#### Aim A
List every sentence in the divorce forum thread below that ends with a question mark. Include the heading if it qualifies.

===

# Where do I start?



## iwillsurvive (Mar 4, 2009)

My marriage is failing. I recently learned of my husband's affair and I believe he is still in contact with the other woman and may not be willing to give her up. If that is true, I'm done. 

I'm petrified of getting divorced. I have no idea where to start. What do I need to do to protect the best interests of myself and my children? We own a house together- what do I need to do with that? 

I'm sure I probably need to hire a lawyer. But what else? I live in WA state, so it's a "no fault" divorce state. Anything you can tell me would be great. I want to be prepared for the worst and be proactive in this process. He dropped a bombshell on me once with this affair. I'm not going to be left there again if he is unwilling to change his actions.


----------



## marina72 (Dec 29, 2008)

I'm so sorry.

===

#### Aim B
Express the records below as a Markdown table with the columns Row and Line. Number each row, begin at the line that has "What elements are", and stop after the line that has "legend-label-stock-purchases: Amount of". Leave out the pictures and any blank lines.

#### Records supplied
===

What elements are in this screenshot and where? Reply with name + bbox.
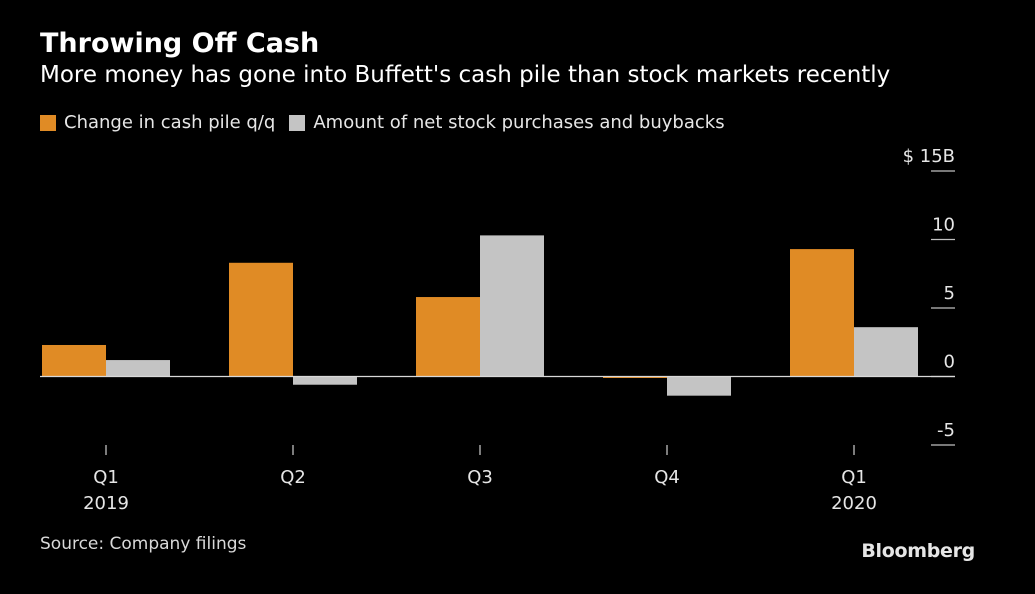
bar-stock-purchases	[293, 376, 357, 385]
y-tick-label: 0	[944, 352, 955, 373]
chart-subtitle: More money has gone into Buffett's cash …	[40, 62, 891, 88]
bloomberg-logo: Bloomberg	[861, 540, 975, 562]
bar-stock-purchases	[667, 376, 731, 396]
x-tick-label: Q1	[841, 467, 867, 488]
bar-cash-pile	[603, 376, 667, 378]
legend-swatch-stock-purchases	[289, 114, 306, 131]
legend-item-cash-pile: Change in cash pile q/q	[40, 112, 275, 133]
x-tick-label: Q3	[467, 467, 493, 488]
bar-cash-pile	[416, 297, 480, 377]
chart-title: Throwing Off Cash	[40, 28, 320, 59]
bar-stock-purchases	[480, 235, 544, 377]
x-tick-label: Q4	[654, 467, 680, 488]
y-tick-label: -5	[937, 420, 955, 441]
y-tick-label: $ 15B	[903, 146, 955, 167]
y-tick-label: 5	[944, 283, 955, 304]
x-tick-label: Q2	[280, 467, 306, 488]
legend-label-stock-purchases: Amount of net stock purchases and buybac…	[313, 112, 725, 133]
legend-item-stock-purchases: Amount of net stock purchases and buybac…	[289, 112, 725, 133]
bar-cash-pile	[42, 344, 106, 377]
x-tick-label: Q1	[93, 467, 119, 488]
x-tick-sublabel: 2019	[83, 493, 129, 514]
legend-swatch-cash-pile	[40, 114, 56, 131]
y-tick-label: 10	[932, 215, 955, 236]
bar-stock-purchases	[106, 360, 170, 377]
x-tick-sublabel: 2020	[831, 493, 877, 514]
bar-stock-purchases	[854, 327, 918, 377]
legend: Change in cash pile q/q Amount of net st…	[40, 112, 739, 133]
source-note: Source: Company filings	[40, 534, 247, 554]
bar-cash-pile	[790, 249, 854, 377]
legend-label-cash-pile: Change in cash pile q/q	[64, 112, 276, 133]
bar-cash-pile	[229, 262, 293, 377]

===

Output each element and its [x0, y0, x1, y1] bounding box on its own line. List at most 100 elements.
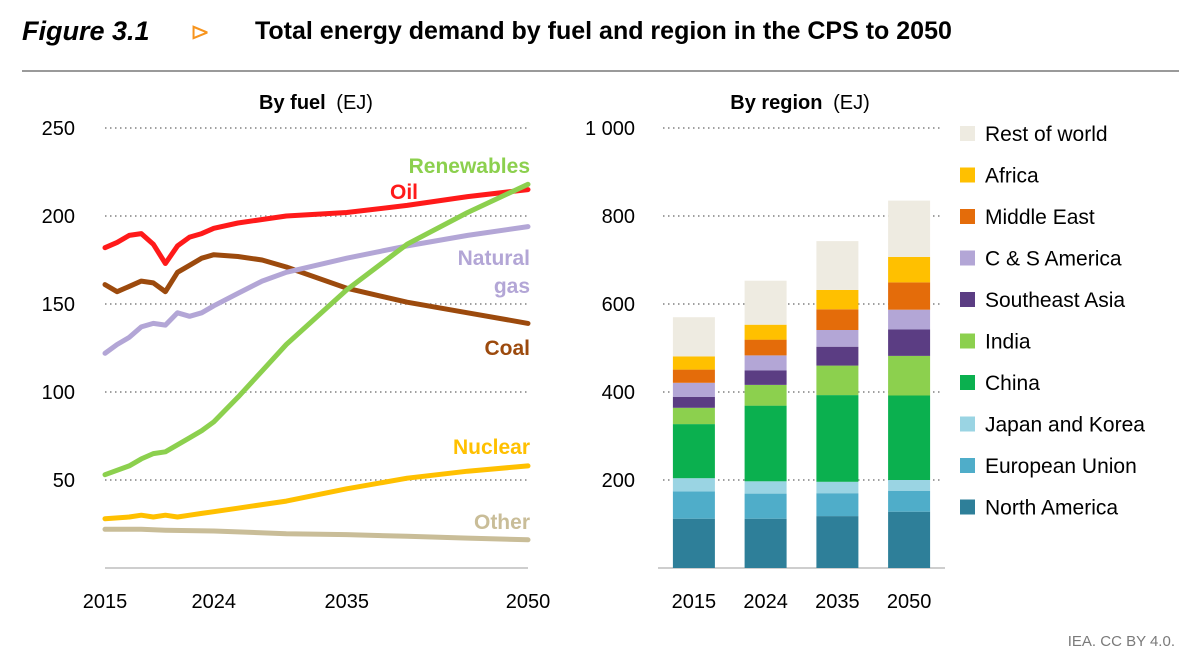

===

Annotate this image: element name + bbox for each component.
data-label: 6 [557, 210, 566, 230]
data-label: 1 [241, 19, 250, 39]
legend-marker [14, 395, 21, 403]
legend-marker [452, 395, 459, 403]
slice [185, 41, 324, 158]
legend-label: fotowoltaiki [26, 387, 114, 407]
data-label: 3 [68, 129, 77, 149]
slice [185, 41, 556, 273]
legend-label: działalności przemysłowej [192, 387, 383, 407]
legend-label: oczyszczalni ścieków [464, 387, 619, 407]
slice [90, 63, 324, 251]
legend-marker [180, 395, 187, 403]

===

#### Complete response A
- Where do I start?
- What do I need to do to protect the best interests of myself and my children?
- We own a house together- what do I need to do with that?
- But what else?

#### Complete response B
| Row | Line |
|---|---|
| 1 | What elements are in this screenshot and where? Reply with name + bbox. |
| 2 | bar-stock-purchases	[293, 376, 357, 385] |
| 3 | y-tick-label: 0	[944, 352, 955, 373] |
| 4 | chart-subtitle: More money has gone into Buffett's cash …	[40, 62, 891, 88] |
| 5 | bloomberg-logo: Bloomberg	[861, 540, 975, 562] |
| 6 | bar-stock-purchases	[667, 376, 731, 396] |
| 7 | x-tick-label: Q1	[841, 467, 867, 488] |
| 8 | bar-cash-pile	[603, 376, 667, 378] |
| 9 | legend-swatch-stock-purchases	[289, 114, 306, 131] |
| 10 | legend-item-cash-pile: Change in cash pile q/q	[40, 112, 275, 133] |
| 11 | x-tick-label: Q3	[467, 467, 493, 488] |
| 12 | bar-cash-pile	[416, 297, 480, 377] |
| 13 | chart-title: Throwing Off Cash	[40, 28, 320, 59] |
| 14 | bar-stock-purchases	[480, 235, 544, 377] |
| 15 | x-tick-label: Q4	[654, 467, 680, 488] |
| 16 | y-tick-label: -5	[937, 420, 955, 441] |
| 17 | y-tick-label: $ 15B	[903, 146, 955, 167] |
| 18 | y-tick-label: 5	[944, 283, 955, 304] |
| 19 | x-tick-label: Q2	[280, 467, 306, 488] |
| 20 | legend-label-stock-purchases: Amount of net stock purchases and buybac…	[313, 112, 725, 133] |